> [Problem details]: Going through the material below, please gather all lines with the word "object" in them.

** start Entries **

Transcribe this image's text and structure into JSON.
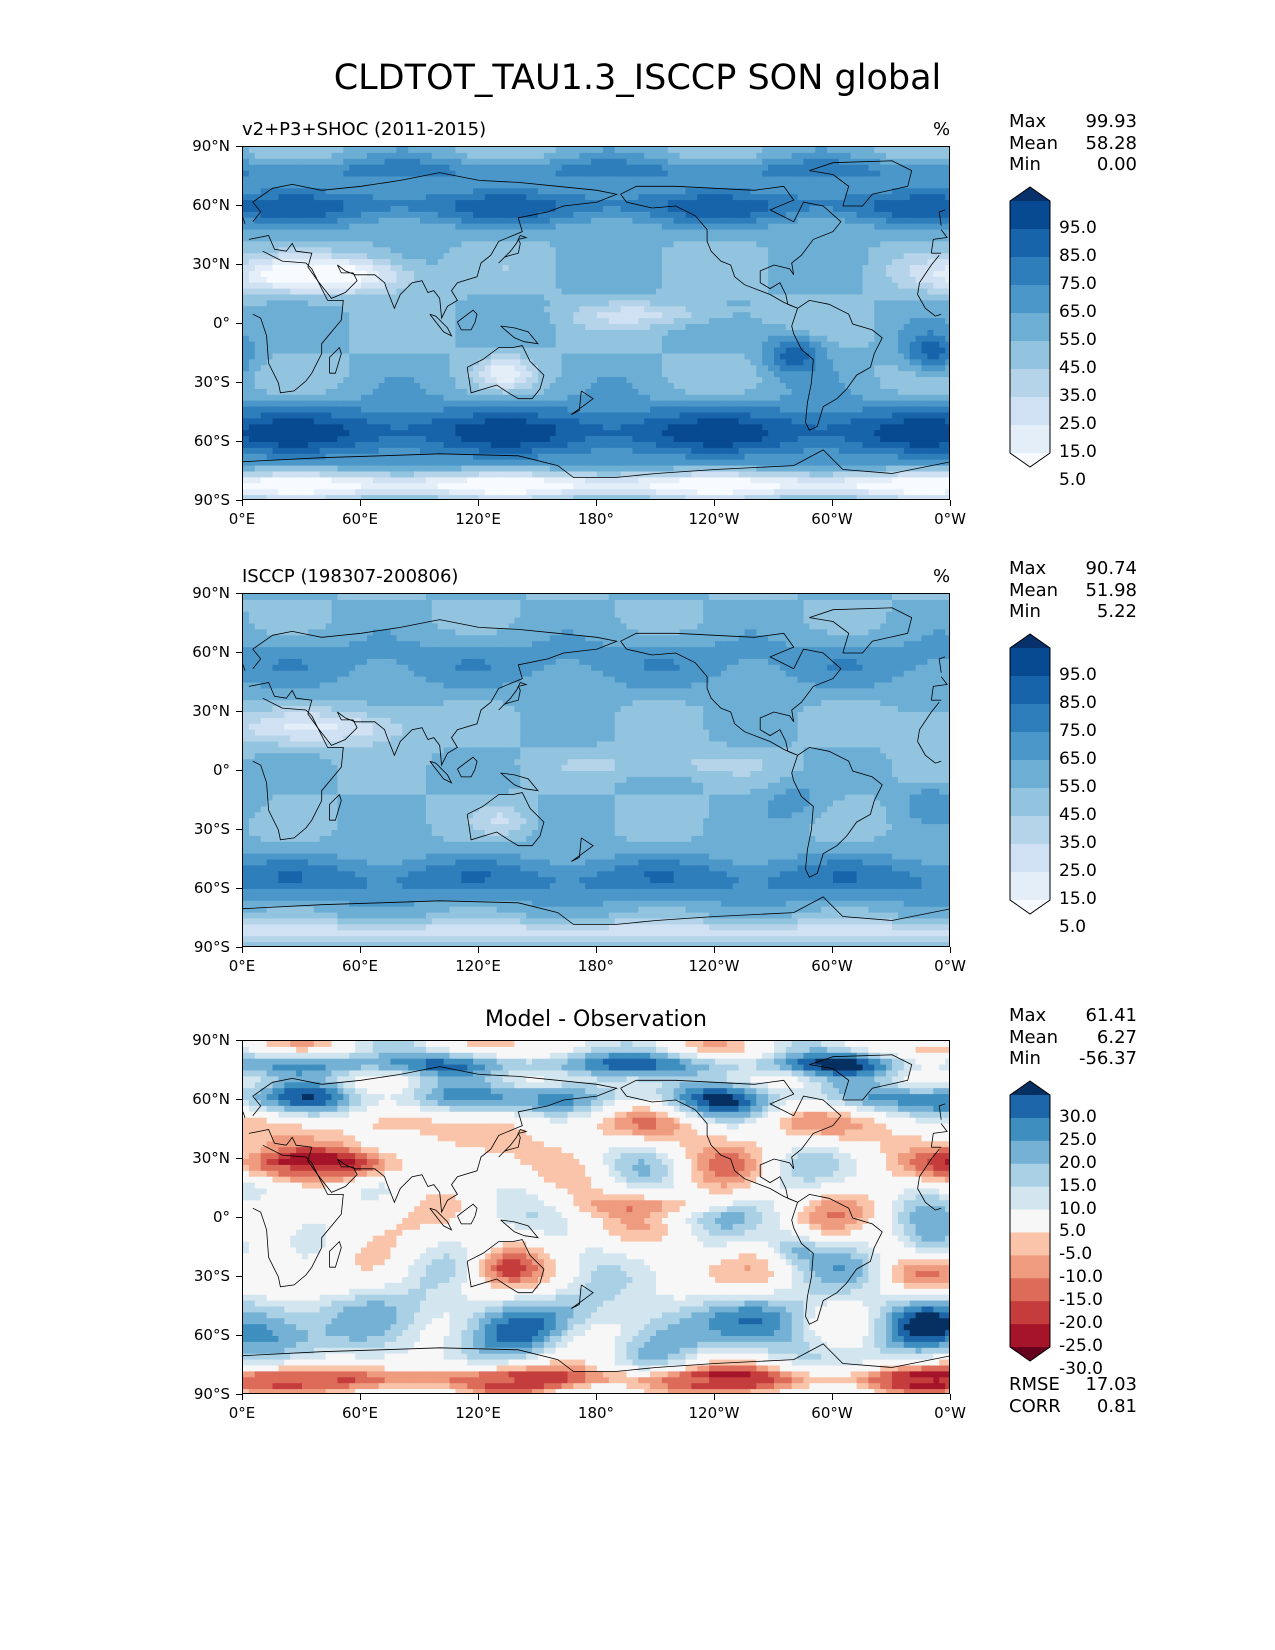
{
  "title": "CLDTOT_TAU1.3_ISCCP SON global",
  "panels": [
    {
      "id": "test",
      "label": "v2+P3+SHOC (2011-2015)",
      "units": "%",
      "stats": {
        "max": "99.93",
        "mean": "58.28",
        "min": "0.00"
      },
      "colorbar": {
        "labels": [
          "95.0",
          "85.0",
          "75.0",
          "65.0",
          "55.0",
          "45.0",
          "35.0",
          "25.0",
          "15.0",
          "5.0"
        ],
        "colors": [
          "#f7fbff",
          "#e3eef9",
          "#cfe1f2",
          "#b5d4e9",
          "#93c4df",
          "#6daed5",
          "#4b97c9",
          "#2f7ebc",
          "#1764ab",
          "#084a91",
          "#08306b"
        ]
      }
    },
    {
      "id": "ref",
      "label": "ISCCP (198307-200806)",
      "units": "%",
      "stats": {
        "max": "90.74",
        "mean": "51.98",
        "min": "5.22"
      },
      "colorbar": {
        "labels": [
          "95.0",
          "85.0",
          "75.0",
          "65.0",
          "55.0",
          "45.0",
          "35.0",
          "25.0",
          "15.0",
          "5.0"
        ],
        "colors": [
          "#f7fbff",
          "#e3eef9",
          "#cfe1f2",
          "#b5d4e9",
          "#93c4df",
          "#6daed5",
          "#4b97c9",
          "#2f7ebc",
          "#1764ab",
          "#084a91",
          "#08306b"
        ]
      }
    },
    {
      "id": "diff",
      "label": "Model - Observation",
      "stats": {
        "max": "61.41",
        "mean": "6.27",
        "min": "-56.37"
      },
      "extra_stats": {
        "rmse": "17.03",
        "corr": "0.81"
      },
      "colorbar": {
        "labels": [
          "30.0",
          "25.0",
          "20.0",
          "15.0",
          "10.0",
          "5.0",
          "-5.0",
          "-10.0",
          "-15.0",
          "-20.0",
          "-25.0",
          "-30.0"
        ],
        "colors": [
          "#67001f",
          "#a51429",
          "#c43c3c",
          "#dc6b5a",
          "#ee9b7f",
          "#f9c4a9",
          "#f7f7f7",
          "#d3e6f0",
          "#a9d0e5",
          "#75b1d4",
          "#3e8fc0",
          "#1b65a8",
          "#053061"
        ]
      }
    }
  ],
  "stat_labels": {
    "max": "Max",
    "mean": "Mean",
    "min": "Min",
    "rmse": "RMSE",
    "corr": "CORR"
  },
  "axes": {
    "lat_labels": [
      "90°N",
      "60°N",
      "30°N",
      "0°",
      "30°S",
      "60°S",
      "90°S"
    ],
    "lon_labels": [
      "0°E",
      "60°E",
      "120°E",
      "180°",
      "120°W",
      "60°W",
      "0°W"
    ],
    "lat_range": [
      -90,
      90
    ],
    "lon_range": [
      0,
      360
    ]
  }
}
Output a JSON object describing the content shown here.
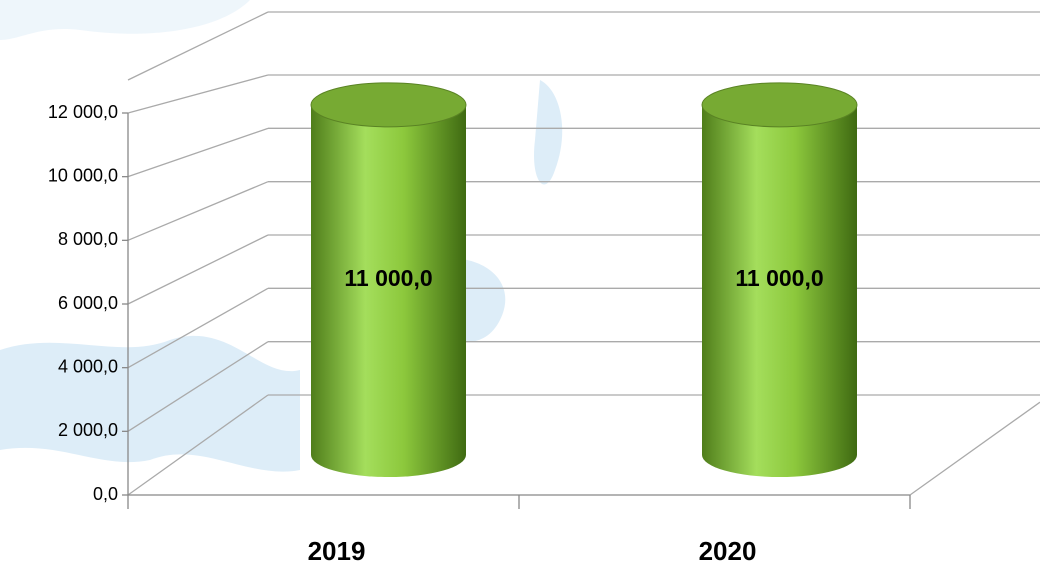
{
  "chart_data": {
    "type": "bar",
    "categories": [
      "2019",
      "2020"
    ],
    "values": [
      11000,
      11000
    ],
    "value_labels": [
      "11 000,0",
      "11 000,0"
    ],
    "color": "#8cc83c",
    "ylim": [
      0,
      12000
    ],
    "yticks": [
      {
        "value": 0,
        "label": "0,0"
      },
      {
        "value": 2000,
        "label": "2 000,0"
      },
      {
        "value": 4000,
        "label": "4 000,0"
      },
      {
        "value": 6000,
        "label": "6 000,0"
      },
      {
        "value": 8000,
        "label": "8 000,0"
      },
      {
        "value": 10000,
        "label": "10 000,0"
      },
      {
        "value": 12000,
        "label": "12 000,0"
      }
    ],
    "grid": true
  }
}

** end Entries **
** start Entries **

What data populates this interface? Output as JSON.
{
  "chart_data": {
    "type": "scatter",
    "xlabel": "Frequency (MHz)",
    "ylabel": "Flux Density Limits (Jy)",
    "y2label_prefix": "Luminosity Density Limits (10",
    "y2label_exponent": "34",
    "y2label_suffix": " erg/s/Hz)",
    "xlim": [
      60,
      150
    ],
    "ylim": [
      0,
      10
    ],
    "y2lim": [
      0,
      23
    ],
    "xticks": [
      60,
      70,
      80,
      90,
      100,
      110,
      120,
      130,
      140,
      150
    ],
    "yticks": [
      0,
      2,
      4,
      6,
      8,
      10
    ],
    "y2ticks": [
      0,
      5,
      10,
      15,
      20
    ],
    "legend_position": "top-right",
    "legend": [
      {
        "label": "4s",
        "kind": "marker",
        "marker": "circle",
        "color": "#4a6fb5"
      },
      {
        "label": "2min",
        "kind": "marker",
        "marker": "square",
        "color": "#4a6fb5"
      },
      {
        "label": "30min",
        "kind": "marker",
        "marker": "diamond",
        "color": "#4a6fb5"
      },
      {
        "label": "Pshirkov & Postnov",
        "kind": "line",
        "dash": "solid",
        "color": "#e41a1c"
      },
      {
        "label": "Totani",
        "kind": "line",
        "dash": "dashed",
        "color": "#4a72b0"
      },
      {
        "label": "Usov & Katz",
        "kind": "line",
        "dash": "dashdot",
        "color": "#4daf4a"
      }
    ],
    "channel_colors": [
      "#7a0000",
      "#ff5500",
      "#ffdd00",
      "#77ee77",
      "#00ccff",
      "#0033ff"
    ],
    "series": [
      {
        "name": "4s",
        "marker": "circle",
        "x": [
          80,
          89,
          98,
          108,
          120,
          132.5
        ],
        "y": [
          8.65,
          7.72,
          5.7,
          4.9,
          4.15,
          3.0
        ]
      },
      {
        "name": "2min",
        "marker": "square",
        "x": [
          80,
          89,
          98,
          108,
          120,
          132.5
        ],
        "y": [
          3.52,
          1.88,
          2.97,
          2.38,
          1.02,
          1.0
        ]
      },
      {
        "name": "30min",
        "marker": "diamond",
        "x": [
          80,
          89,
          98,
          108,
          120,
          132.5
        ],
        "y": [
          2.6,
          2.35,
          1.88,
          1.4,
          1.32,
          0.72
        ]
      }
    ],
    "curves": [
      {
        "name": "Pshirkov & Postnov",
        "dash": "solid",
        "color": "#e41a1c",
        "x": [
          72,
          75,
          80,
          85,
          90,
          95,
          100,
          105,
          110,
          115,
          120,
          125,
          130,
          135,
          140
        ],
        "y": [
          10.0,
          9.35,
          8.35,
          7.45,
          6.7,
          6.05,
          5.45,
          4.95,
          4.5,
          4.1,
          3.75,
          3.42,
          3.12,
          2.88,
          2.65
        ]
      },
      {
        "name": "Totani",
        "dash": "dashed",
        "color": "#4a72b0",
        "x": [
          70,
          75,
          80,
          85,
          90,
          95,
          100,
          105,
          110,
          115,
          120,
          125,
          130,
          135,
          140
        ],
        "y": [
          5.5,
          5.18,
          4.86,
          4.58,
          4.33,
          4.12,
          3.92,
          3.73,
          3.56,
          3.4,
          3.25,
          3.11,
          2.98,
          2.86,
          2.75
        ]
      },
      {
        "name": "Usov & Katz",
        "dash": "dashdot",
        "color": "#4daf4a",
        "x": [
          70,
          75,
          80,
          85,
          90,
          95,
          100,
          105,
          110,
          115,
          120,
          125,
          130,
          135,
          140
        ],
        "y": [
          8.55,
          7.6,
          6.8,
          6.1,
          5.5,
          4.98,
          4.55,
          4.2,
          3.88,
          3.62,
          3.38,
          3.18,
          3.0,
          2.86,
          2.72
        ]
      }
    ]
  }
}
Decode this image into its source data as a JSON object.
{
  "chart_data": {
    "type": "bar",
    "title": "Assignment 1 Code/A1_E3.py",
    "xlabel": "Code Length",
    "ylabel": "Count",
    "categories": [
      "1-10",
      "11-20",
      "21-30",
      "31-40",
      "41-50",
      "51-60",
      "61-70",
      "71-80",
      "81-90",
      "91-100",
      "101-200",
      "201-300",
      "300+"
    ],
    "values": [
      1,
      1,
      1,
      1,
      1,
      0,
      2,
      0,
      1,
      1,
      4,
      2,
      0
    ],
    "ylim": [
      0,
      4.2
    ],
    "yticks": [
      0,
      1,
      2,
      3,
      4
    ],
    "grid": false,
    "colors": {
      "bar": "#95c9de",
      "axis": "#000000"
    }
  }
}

** end Entries **

> [Solution]:
Output a JSON object describing the content shown here.
Decode this image into its source data as a JSON object.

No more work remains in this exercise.